• _PROMPT_
Repeat the material exactly, leaving nothing out.

• _DATA SHOWN_
——

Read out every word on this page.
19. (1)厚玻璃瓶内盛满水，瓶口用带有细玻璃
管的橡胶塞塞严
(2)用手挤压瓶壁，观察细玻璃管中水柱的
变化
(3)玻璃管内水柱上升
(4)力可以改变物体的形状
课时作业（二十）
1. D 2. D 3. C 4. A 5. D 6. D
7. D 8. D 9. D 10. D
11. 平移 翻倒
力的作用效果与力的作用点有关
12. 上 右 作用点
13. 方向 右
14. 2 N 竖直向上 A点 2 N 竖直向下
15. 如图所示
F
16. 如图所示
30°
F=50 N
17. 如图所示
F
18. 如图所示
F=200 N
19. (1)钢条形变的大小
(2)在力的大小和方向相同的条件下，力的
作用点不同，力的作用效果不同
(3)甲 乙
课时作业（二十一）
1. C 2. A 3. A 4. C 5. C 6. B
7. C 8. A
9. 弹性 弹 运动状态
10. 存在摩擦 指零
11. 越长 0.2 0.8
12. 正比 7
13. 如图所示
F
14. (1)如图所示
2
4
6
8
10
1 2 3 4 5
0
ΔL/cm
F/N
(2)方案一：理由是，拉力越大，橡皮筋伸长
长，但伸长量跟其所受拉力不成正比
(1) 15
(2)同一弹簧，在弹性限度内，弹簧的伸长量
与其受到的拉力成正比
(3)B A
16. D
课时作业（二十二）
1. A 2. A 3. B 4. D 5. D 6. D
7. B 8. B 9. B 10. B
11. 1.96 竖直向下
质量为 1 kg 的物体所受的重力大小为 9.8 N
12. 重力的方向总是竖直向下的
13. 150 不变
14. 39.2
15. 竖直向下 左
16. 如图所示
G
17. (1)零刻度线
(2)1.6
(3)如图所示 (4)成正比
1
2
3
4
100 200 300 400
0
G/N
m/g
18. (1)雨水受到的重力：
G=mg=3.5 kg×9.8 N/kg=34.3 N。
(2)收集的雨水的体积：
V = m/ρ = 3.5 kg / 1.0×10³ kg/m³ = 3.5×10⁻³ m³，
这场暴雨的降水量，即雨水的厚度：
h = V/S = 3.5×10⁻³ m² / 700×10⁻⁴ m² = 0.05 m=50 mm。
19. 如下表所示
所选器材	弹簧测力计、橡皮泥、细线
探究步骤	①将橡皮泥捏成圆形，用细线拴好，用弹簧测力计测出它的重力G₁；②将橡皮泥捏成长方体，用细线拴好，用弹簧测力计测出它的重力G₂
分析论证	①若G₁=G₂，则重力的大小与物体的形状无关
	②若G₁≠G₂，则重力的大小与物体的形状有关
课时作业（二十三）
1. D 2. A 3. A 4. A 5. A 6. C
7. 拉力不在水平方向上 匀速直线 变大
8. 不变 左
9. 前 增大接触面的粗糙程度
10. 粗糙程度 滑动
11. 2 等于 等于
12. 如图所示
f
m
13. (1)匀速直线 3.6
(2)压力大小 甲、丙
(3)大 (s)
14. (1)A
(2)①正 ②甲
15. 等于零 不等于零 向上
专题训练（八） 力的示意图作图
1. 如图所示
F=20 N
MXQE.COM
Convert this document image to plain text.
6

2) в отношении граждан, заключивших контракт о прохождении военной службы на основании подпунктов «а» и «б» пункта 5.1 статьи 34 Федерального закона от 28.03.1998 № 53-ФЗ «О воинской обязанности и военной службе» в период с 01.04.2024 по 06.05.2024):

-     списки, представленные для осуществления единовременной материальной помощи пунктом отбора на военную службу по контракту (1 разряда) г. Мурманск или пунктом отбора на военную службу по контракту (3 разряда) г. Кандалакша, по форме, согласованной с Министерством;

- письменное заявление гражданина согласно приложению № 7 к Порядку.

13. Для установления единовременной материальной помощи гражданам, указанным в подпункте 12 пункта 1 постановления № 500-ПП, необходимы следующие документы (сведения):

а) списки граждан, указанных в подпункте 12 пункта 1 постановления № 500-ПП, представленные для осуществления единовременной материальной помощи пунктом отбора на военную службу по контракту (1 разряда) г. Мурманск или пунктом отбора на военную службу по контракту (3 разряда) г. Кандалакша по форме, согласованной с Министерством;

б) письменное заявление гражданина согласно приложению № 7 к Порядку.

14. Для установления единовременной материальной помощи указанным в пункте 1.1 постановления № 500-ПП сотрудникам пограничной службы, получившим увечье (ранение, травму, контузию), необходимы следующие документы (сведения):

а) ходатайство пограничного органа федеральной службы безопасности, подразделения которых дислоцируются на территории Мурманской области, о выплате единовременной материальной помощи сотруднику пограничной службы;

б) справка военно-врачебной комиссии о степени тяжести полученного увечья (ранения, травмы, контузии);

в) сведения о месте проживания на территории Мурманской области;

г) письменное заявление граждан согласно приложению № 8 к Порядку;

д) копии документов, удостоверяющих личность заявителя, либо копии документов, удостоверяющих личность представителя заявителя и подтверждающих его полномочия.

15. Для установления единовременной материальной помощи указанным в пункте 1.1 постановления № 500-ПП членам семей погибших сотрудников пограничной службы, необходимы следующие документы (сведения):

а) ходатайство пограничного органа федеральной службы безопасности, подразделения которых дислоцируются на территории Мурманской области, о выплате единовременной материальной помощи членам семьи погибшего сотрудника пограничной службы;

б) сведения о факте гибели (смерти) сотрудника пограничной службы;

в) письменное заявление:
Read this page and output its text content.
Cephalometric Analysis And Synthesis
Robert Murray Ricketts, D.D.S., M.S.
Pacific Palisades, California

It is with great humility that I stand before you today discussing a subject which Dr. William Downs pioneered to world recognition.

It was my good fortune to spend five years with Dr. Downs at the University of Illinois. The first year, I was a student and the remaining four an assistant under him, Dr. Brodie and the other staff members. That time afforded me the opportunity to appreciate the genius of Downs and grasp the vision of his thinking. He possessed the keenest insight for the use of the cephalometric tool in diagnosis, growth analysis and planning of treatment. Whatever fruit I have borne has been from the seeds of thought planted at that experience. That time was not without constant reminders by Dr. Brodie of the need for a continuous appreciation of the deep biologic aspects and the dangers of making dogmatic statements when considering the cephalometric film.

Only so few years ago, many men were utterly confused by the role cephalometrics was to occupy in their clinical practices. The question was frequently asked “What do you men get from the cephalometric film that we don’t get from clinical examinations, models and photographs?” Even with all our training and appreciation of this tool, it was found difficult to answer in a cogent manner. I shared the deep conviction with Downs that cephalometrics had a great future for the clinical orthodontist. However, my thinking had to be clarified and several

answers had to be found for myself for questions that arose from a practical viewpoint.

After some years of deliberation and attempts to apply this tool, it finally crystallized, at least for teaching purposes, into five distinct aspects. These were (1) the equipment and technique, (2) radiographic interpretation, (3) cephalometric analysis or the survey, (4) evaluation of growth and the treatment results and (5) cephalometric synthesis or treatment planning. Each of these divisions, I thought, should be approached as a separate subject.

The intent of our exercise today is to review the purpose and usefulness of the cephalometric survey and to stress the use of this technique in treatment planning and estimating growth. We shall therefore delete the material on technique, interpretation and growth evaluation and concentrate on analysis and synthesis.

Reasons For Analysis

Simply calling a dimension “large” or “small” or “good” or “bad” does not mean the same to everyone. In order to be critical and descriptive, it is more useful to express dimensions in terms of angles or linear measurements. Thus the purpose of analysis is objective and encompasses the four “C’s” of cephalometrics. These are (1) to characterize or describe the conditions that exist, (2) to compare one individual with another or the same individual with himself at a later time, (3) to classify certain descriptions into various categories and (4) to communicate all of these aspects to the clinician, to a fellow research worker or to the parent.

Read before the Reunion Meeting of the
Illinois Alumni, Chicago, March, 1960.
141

——

• _WRITTEN SOLUTION_
Read out every word on this page.
19. (1)厚玻璃瓶内盛满水，瓶口用带有细玻璃
管的橡胶塞塞严
(2)用手挤压瓶壁，观察细玻璃管中水柱的
变化
(3)玻璃管内水柱上升
(4)力可以改变物体的形状
课时作业（二十）
1. D 2. D 3. C 4. A 5. D 6. D
7. D 8. D 9. D 10. D
11. 平移 翻倒
力的作用效果与力的作用点有关
12. 上 右 作用点
13. 方向 右
14. 2 N 竖直向上 A点 2 N 竖直向下
15. 如图所示
F
16. 如图所示
30°
F=50 N
17. 如图所示
F
18. 如图所示
F=200 N
19. (1)钢条形变的大小
(2)在力的大小和方向相同的条件下，力的
作用点不同，力的作用效果不同
(3)甲 乙
课时作业（二十一）
1. C 2. A 3. A 4. C 5. C 6. B
7. C 8. A
9. 弹性 弹 运动状态
10. 存在摩擦 指零
11. 越长 0.2 0.8
12. 正比 7
13. 如图所示
F
14. (1)如图所示
2
4
6
8
10
1 2 3 4 5
0
ΔL/cm
F/N
(2)方案一：理由是，拉力越大，橡皮筋伸长
长，但伸长量跟其所受拉力不成正比
(1) 15
(2)同一弹簧，在弹性限度内，弹簧的伸长量
与其受到的拉力成正比
(3)B A
16. D
课时作业（二十二）
1. A 2. A 3. B 4. D 5. D 6. D
7. B 8. B 9. B 10. B
11. 1.96 竖直向下
质量为 1 kg 的物体所受的重力大小为 9.8 N
12. 重力的方向总是竖直向下的
13. 150 不变
14. 39.2
15. 竖直向下 左
16. 如图所示
G
17. (1)零刻度线
(2)1.6
(3)如图所示 (4)成正比
1
2
3
4
100 200 300 400
0
G/N
m/g
18. (1)雨水受到的重力：
G=mg=3.5 kg×9.8 N/kg=34.3 N。
(2)收集的雨水的体积：
V = m/ρ = 3.5 kg / 1.0×10³ kg/m³ = 3.5×10⁻³ m³，
这场暴雨的降水量，即雨水的厚度：
h = V/S = 3.5×10⁻³ m² / 700×10⁻⁴ m² = 0.05 m=50 mm。
19. 如下表所示
所选器材	弹簧测力计、橡皮泥、细线
探究步骤	①将橡皮泥捏成圆形，用细线拴好，用弹簧测力计测出它的重力G₁；②将橡皮泥捏成长方体，用细线拴好，用弹簧测力计测出它的重力G₂
分析论证	①若G₁=G₂，则重力的大小与物体的形状无关
	②若G₁≠G₂，则重力的大小与物体的形状有关
课时作业（二十三）
1. D 2. A 3. A 4. A 5. A 6. C
7. 拉力不在水平方向上 匀速直线 变大
8. 不变 左
9. 前 增大接触面的粗糙程度
10. 粗糙程度 滑动
11. 2 等于 等于
12. 如图所示
f
m
13. (1)匀速直线 3.6
(2)压力大小 甲、丙
(3)大 (s)
14. (1)A
(2)①正 ②甲
15. 等于零 不等于零 向上
专题训练（八） 力的示意图作图
1. 如图所示
F=20 N
MXQE.COM
Convert this document image to plain text.
6

2) в отношении граждан, заключивших контракт о прохождении военной службы на основании подпунктов «а» и «б» пункта 5.1 статьи 34 Федерального закона от 28.03.1998 № 53-ФЗ «О воинской обязанности и военной службе» в период с 01.04.2024 по 06.05.2024):

-     списки, представленные для осуществления единовременной материальной помощи пунктом отбора на военную службу по контракту (1 разряда) г. Мурманск или пунктом отбора на военную службу по контракту (3 разряда) г. Кандалакша, по форме, согласованной с Министерством;

- письменное заявление гражданина согласно приложению № 7 к Порядку.

13. Для установления единовременной материальной помощи гражданам, указанным в подпункте 12 пункта 1 постановления № 500-ПП, необходимы следующие документы (сведения):

а) списки граждан, указанных в подпункте 12 пункта 1 постановления № 500-ПП, представленные для осуществления единовременной материальной помощи пунктом отбора на военную службу по контракту (1 разряда) г. Мурманск или пунктом отбора на военную службу по контракту (3 разряда) г. Кандалакша по форме, согласованной с Министерством;

б) письменное заявление гражданина согласно приложению № 7 к Порядку.

14. Для установления единовременной материальной помощи указанным в пункте 1.1 постановления № 500-ПП сотрудникам пограничной службы, получившим увечье (ранение, травму, контузию), необходимы следующие документы (сведения):

а) ходатайство пограничного органа федеральной службы безопасности, подразделения которых дислоцируются на территории Мурманской области, о выплате единовременной материальной помощи сотруднику пограничной службы;

б) справка военно-врачебной комиссии о степени тяжести полученного увечья (ранения, травмы, контузии);

в) сведения о месте проживания на территории Мурманской области;

г) письменное заявление граждан согласно приложению № 8 к Порядку;

д) копии документов, удостоверяющих личность заявителя, либо копии документов, удостоверяющих личность представителя заявителя и подтверждающих его полномочия.

15. Для установления единовременной материальной помощи указанным в пункте 1.1 постановления № 500-ПП членам семей погибших сотрудников пограничной службы, необходимы следующие документы (сведения):

а) ходатайство пограничного органа федеральной службы безопасности, подразделения которых дислоцируются на территории Мурманской области, о выплате единовременной материальной помощи членам семьи погибшего сотрудника пограничной службы;

б) сведения о факте гибели (смерти) сотрудника пограничной службы;

в) письменное заявление:
Read this page and output its text content.
Cephalometric Analysis And Synthesis
Robert Murray Ricketts, D.D.S., M.S.
Pacific Palisades, California

It is with great humility that I stand before you today discussing a subject which Dr. William Downs pioneered to world recognition.

It was my good fortune to spend five years with Dr. Downs at the University of Illinois. The first year, I was a student and the remaining four an assistant under him, Dr. Brodie and the other staff members. That time afforded me the opportunity to appreciate the genius of Downs and grasp the vision of his thinking. He possessed the keenest insight for the use of the cephalometric tool in diagnosis, growth analysis and planning of treatment. Whatever fruit I have borne has been from the seeds of thought planted at that experience. That time was not without constant reminders by Dr. Brodie of the need for a continuous appreciation of the deep biologic aspects and the dangers of making dogmatic statements when considering the cephalometric film.

Only so few years ago, many men were utterly confused by the role cephalometrics was to occupy in their clinical practices. The question was frequently asked “What do you men get from the cephalometric film that we don’t get from clinical examinations, models and photographs?” Even with all our training and appreciation of this tool, it was found difficult to answer in a cogent manner. I shared the deep conviction with Downs that cephalometrics had a great future for the clinical orthodontist. However, my thinking had to be clarified and several

answers had to be found for myself for questions that arose from a practical viewpoint.

After some years of deliberation and attempts to apply this tool, it finally crystallized, at least for teaching purposes, into five distinct aspects. These were (1) the equipment and technique, (2) radiographic interpretation, (3) cephalometric analysis or the survey, (4) evaluation of growth and the treatment results and (5) cephalometric synthesis or treatment planning. Each of these divisions, I thought, should be approached as a separate subject.

The intent of our exercise today is to review the purpose and usefulness of the cephalometric survey and to stress the use of this technique in treatment planning and estimating growth. We shall therefore delete the material on technique, interpretation and growth evaluation and concentrate on analysis and synthesis.

Reasons For Analysis

Simply calling a dimension “large” or “small” or “good” or “bad” does not mean the same to everyone. In order to be critical and descriptive, it is more useful to express dimensions in terms of angles or linear measurements. Thus the purpose of analysis is objective and encompasses the four “C’s” of cephalometrics. These are (1) to characterize or describe the conditions that exist, (2) to compare one individual with another or the same individual with himself at a later time, (3) to classify certain descriptions into various categories and (4) to communicate all of these aspects to the clinician, to a fellow research worker or to the parent.

Read before the Reunion Meeting of the
Illinois Alumni, Chicago, March, 1960.
141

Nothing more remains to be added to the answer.